Saved data entries:
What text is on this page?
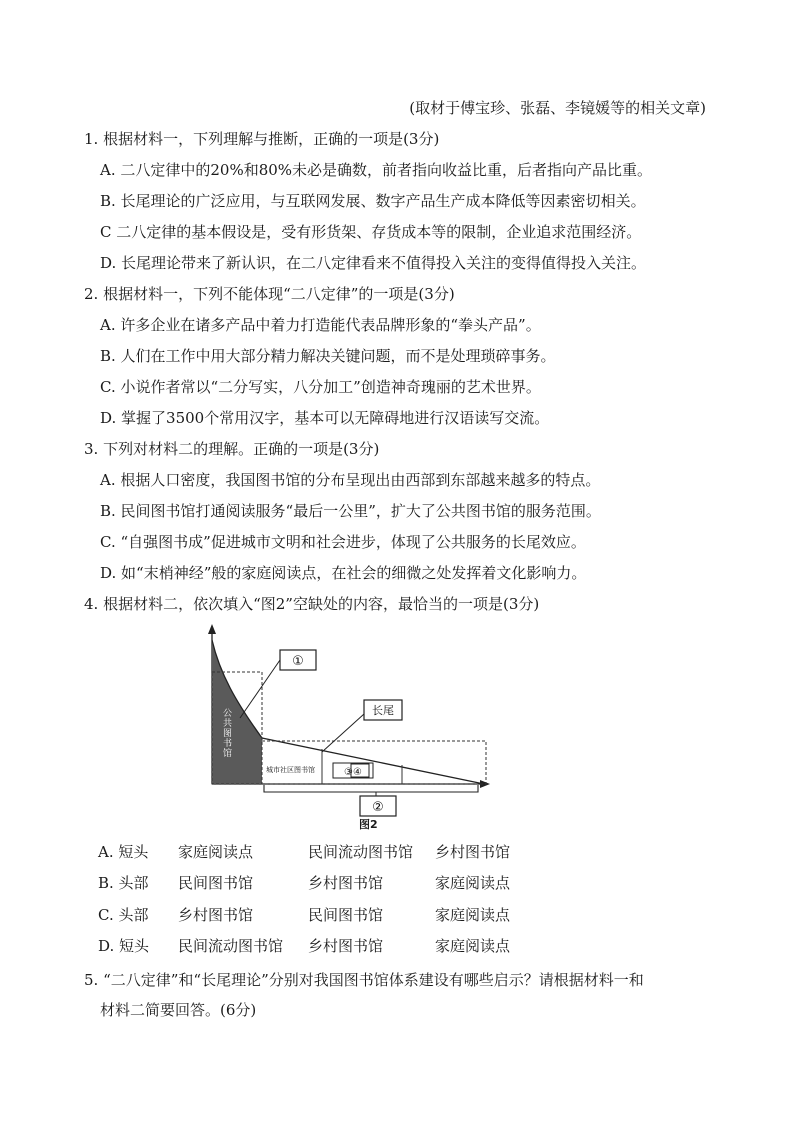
(取材于傅宝珍、张磊、李镜媛等的相关文章)
1. 根据材料一，下列理解与推断，正确的一项是(3分)
A. 二八定律中的20%和80%未必是确数，前者指向收益比重，后者指向产品比重。
B. 长尾理论的广泛应用，与互联网发展、数字产品生产成本降低等因素密切相关。
C 二八定律的基本假设是，受有形货架、存货成本等的限制，企业追求范围经济。
D. 长尾理论带来了新认识，在二八定律看来不值得投入关注的变得值得投入关注。
2. 根据材料一，下列不能体现“二八定律”的一项是(3分)
A. 许多企业在诸多产品中着力打造能代表品牌形象的“拳头产品”。
B. 人们在工作中用大部分精力解决关键问题，而不是处理琐碎事务。
C. 小说作者常以“二分写实，八分加工”创造神奇瑰丽的艺术世界。
D. 掌握了3500个常用汉字，基本可以无障碍地进行汉语读写交流。
3. 下列对材料二的理解。正确的一项是(3分)
A. 根据人口密度，我国图书馆的分布呈现出由西部到东部越来越多的特点。
B. 民间图书馆打通阅读服务“最后一公里”，扩大了公共图书馆的服务范围。
C. “自强图书成”促进城市文明和社会进步，体现了公共服务的长尾效应。
D. 如“末梢神经”般的家庭阅读点，在社会的细微之处发挥着文化影响力。
4. 根据材料二，依次填入“图2”空缺处的内容，最恰当的一项是(3分)
①
长尾
公共图书馆
城市社区图书馆	③④
②
图2
A. 短头 家庭阅读点	民间流动图书馆 乡村图书馆
B. 头部 民间图书馆	乡村图书馆	家庭阅读点
C. 头部 乡村图书馆	民间图书馆	家庭阅读点
D. 短头 民间流动图书馆 乡村图书馆	家庭阅读点
5. “二八定律”和“长尾理论”分别对我国图书馆体系建设有哪些启示？请根据材料一和
材料二简要回答。(6分)
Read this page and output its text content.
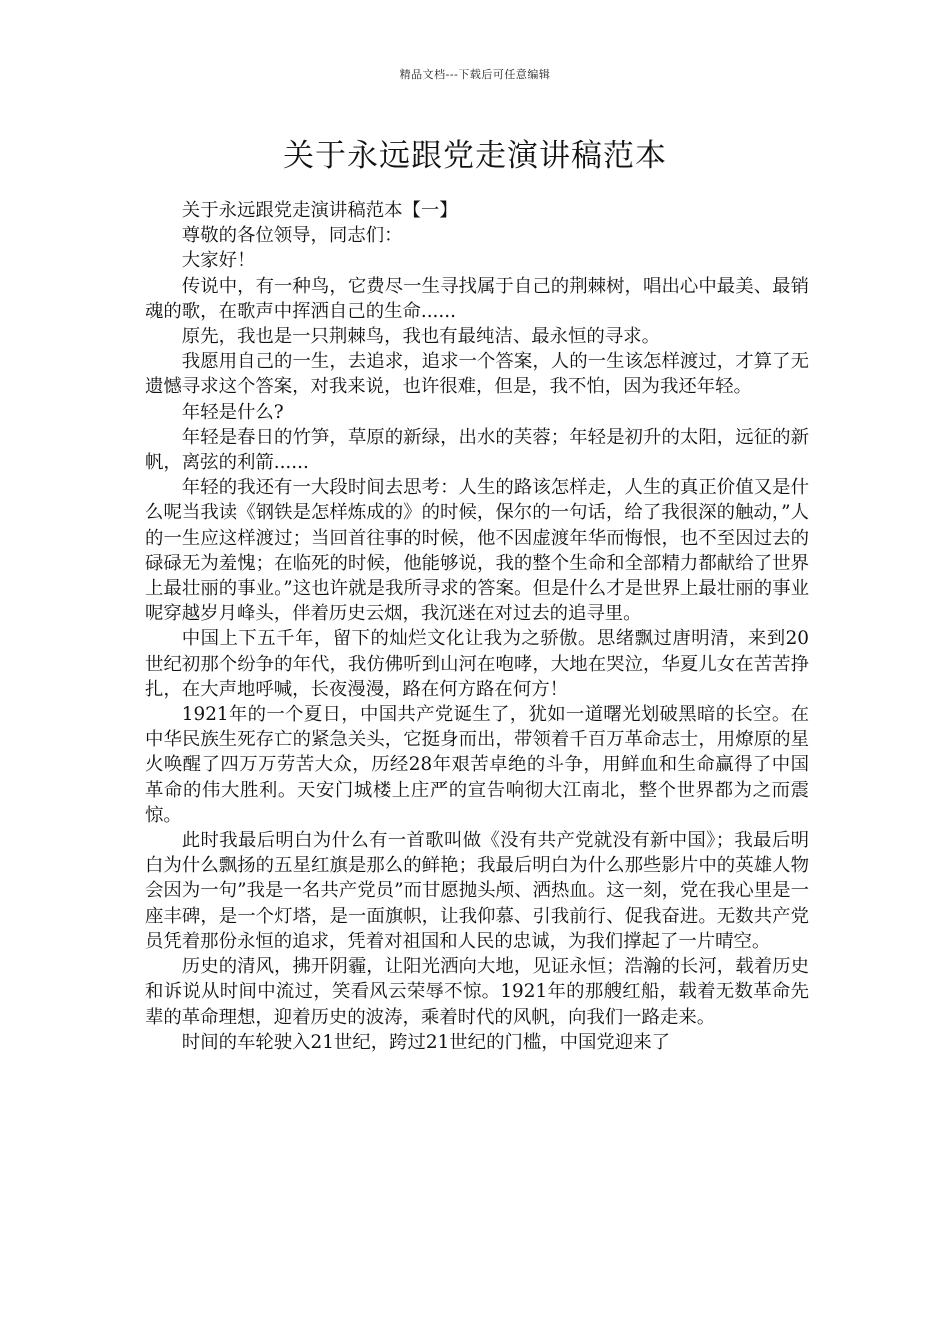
精品文档---下载后可任意编辑
关于永远跟党走演讲稿范本

关于永远跟党走演讲稿范本【一】

尊敬的各位领导，同志们：

大家好！

传说中，有一种鸟，它费尽一生寻找属于自己的荆棘树，唱出心中最美、最销魂的歌，在歌声中挥洒自己的生命......

原先，我也是一只荆棘鸟，我也有最纯洁、最永恒的寻求。

我愿用自己的一生，去追求，追求一个答案，人的一生该怎样渡过，才算了无遗憾寻求这个答案，对我来说，也许很难，但是，我不怕，因为我还年轻。

年轻是什么?

年轻是春日的竹笋，草原的新绿，出水的芙蓉；年轻是初升的太阳，远征的新帆，离弦的利箭......

年轻的我还有一大段时间去思考：人生的路该怎样走，人生的真正价值又是什么呢当我读《钢铁是怎样炼成的》的时候，保尔的一句话，给了我很深的触动，”人的一生应这样渡过；当回首往事的时候，他不因虚渡年华而悔恨，也不至因过去的碌碌无为羞愧；在临死的时候，他能够说，我的整个生命和全部精力都献给了世界上最壮丽的事业。”这也许就是我所寻求的答案。但是什么才是世界上最壮丽的事业呢穿越岁月峰头，伴着历史云烟，我沉迷在对过去的追寻里。

中国上下五千年，留下的灿烂文化让我为之骄傲。思绪飘过唐明清，来到20世纪初那个纷争的年代，我仿佛听到山河在咆哮，大地在哭泣，华夏儿女在苦苦挣扎，在大声地呼喊，长夜漫漫，路在何方路在何方！

1921年的一个夏日，中国共产党诞生了，犹如一道曙光划破黑暗的长空。在中华民族生死存亡的紧急关头，它挺身而出，带领着千百万革命志士，用燎原的星火唤醒了四万万劳苦大众，历经28年艰苦卓绝的斗争，用鲜血和生命赢得了中国革命的伟大胜利。天安门城楼上庄严的宣告响彻大江南北，整个世界都为之而震惊。

此时我最后明白为什么有一首歌叫做《没有共产党就没有新中国》；我最后明白为什么飘扬的五星红旗是那么的鲜艳；我最后明白为什么那些影片中的英雄人物会因为一句”我是一名共产党员”而甘愿抛头颅、洒热血。这一刻，党在我心里是一座丰碑，是一个灯塔，是一面旗帜，让我仰慕、引我前行、促我奋进。无数共产党员凭着那份永恒的追求，凭着对祖国和人民的忠诚，为我们撑起了一片晴空。

历史的清风，拂开阴霾，让阳光洒向大地，见证永恒；浩瀚的长河，载着历史和诉说从时间中流过，笑看风云荣辱不惊。1921年的那艘红船，载着无数革命先辈的革命理想，迎着历史的波涛，乘着时代的风帆，向我们一路走来。

时间的车轮驶入21世纪，跨过21世纪的门槛，中国党迎来了
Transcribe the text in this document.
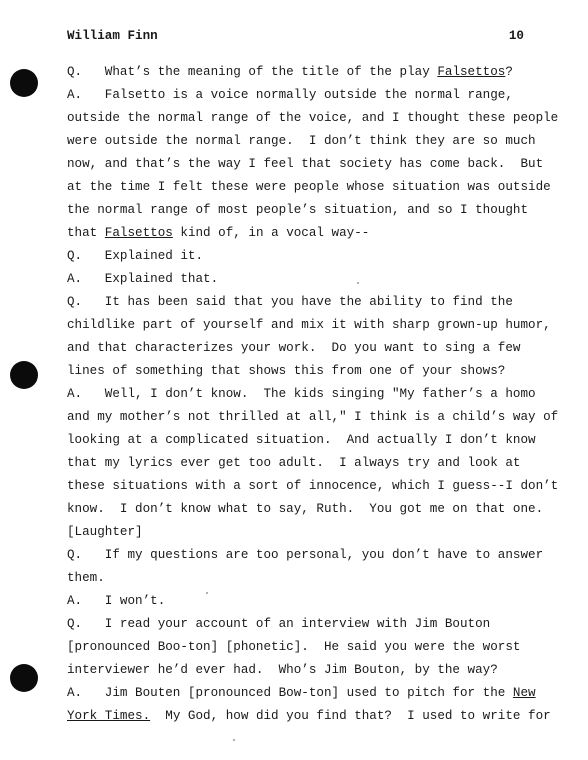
William Finn	10
Q.   What’s the meaning of the title of the play Falsettos?
A.   Falsetto is a voice normally outside the normal range,
outside the normal range of the voice, and I thought these people
were outside the normal range.  I don’t think they are so much
now, and that’s the way I feel that society has come back.  But
at the time I felt these were people whose situation was outside
the normal range of most people’s situation, and so I thought
that Falsettos kind of, in a vocal way--
Q.   Explained it.
A.   Explained that.
Q.   It has been said that you have the ability to find the
childlike part of yourself and mix it with sharp grown-up humor,
and that characterizes your work.  Do you want to sing a few
lines of something that shows this from one of your shows?
A.   Well, I don’t know.  The kids singing "My father’s a homo
and my mother’s not thrilled at all," I think is a child’s way of
looking at a complicated situation.  And actually I don’t know
that my lyrics ever get too adult.  I always try and look at
these situations with a sort of innocence, which I guess--I don’t
know.  I don’t know what to say, Ruth.  You got me on that one.
[Laughter]
Q.   If my questions are too personal, you don’t have to answer
them.
A.   I won’t.
Q.   I read your account of an interview with Jim Bouton
[pronounced Boo-ton] [phonetic].  He said you were the worst
interviewer he’d ever had.  Who’s Jim Bouton, by the way?
A.   Jim Bouten [pronounced Bow-ton] used to pitch for the New
York Times.  My God, how did you find that?  I used to write for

● Goal of the exercise:
Repeat each entry exactly. Pictures do not belong in the copy.

● Response to this task:
What text is on this page?
(取材于傅宝珍、张磊、李镜媛等的相关文章)
1. 根据材料一，下列理解与推断，正确的一项是(3分)
A. 二八定律中的20%和80%未必是确数，前者指向收益比重，后者指向产品比重。
B. 长尾理论的广泛应用，与互联网发展、数字产品生产成本降低等因素密切相关。
C 二八定律的基本假设是，受有形货架、存货成本等的限制，企业追求范围经济。
D. 长尾理论带来了新认识，在二八定律看来不值得投入关注的变得值得投入关注。
2. 根据材料一，下列不能体现“二八定律”的一项是(3分)
A. 许多企业在诸多产品中着力打造能代表品牌形象的“拳头产品”。
B. 人们在工作中用大部分精力解决关键问题，而不是处理琐碎事务。
C. 小说作者常以“二分写实，八分加工”创造神奇瑰丽的艺术世界。
D. 掌握了3500个常用汉字，基本可以无障碍地进行汉语读写交流。
3. 下列对材料二的理解。正确的一项是(3分)
A. 根据人口密度，我国图书馆的分布呈现出由西部到东部越来越多的特点。
B. 民间图书馆打通阅读服务“最后一公里”，扩大了公共图书馆的服务范围。
C. “自强图书成”促进城市文明和社会进步，体现了公共服务的长尾效应。
D. 如“末梢神经”般的家庭阅读点，在社会的细微之处发挥着文化影响力。
4. 根据材料二，依次填入“图2”空缺处的内容，最恰当的一项是(3分)
①
长尾
公共图书馆
城市社区图书馆	③④
②
图2
A. 短头 家庭阅读点	民间流动图书馆 乡村图书馆
B. 头部 民间图书馆	乡村图书馆	家庭阅读点
C. 头部 乡村图书馆	民间图书馆	家庭阅读点
D. 短头 民间流动图书馆 乡村图书馆	家庭阅读点
5. “二八定律”和“长尾理论”分别对我国图书馆体系建设有哪些启示？请根据材料一和
材料二简要回答。(6分)
Read this page and output its text content.
精品文档---下载后可任意编辑
关于永远跟党走演讲稿范本

关于永远跟党走演讲稿范本【一】

尊敬的各位领导，同志们：

大家好！

传说中，有一种鸟，它费尽一生寻找属于自己的荆棘树，唱出心中最美、最销魂的歌，在歌声中挥洒自己的生命......

原先，我也是一只荆棘鸟，我也有最纯洁、最永恒的寻求。

我愿用自己的一生，去追求，追求一个答案，人的一生该怎样渡过，才算了无遗憾寻求这个答案，对我来说，也许很难，但是，我不怕，因为我还年轻。

年轻是什么?

年轻是春日的竹笋，草原的新绿，出水的芙蓉；年轻是初升的太阳，远征的新帆，离弦的利箭......

年轻的我还有一大段时间去思考：人生的路该怎样走，人生的真正价值又是什么呢当我读《钢铁是怎样炼成的》的时候，保尔的一句话，给了我很深的触动，”人的一生应这样渡过；当回首往事的时候，他不因虚渡年华而悔恨，也不至因过去的碌碌无为羞愧；在临死的时候，他能够说，我的整个生命和全部精力都献给了世界上最壮丽的事业。”这也许就是我所寻求的答案。但是什么才是世界上最壮丽的事业呢穿越岁月峰头，伴着历史云烟，我沉迷在对过去的追寻里。

中国上下五千年，留下的灿烂文化让我为之骄傲。思绪飘过唐明清，来到20世纪初那个纷争的年代，我仿佛听到山河在咆哮，大地在哭泣，华夏儿女在苦苦挣扎，在大声地呼喊，长夜漫漫，路在何方路在何方！

1921年的一个夏日，中国共产党诞生了，犹如一道曙光划破黑暗的长空。在中华民族生死存亡的紧急关头，它挺身而出，带领着千百万革命志士，用燎原的星火唤醒了四万万劳苦大众，历经28年艰苦卓绝的斗争，用鲜血和生命赢得了中国革命的伟大胜利。天安门城楼上庄严的宣告响彻大江南北，整个世界都为之而震惊。

此时我最后明白为什么有一首歌叫做《没有共产党就没有新中国》；我最后明白为什么飘扬的五星红旗是那么的鲜艳；我最后明白为什么那些影片中的英雄人物会因为一句”我是一名共产党员”而甘愿抛头颅、洒热血。这一刻，党在我心里是一座丰碑，是一个灯塔，是一面旗帜，让我仰慕、引我前行、促我奋进。无数共产党员凭着那份永恒的追求，凭着对祖国和人民的忠诚，为我们撑起了一片晴空。

历史的清风，拂开阴霾，让阳光洒向大地，见证永恒；浩瀚的长河，载着历史和诉说从时间中流过，笑看风云荣辱不惊。1921年的那艘红船，载着无数革命先辈的革命理想，迎着历史的波涛，乘着时代的风帆，向我们一路走来。

时间的车轮驶入21世纪，跨过21世纪的门槛，中国党迎来了
Transcribe the text in this document.
William Finn	10
Q.   What’s the meaning of the title of the play Falsettos?
A.   Falsetto is a voice normally outside the normal range,
outside the normal range of the voice, and I thought these people
were outside the normal range.  I don’t think they are so much
now, and that’s the way I feel that society has come back.  But
at the time I felt these were people whose situation was outside
the normal range of most people’s situation, and so I thought
that Falsettos kind of, in a vocal way--
Q.   Explained it.
A.   Explained that.
Q.   It has been said that you have the ability to find the
childlike part of yourself and mix it with sharp grown-up humor,
and that characterizes your work.  Do you want to sing a few
lines of something that shows this from one of your shows?
A.   Well, I don’t know.  The kids singing "My father’s a homo
and my mother’s not thrilled at all," I think is a child’s way of
looking at a complicated situation.  And actually I don’t know
that my lyrics ever get too adult.  I always try and look at
these situations with a sort of innocence, which I guess--I don’t
know.  I don’t know what to say, Ruth.  You got me on that one.
[Laughter]
Q.   If my questions are too personal, you don’t have to answer
them.
A.   I won’t.
Q.   I read your account of an interview with Jim Bouton
[pronounced Boo-ton] [phonetic].  He said you were the worst
interviewer he’d ever had.  Who’s Jim Bouton, by the way?
A.   Jim Bouten [pronounced Bow-ton] used to pitch for the New
York Times.  My God, how did you find that?  I used to write for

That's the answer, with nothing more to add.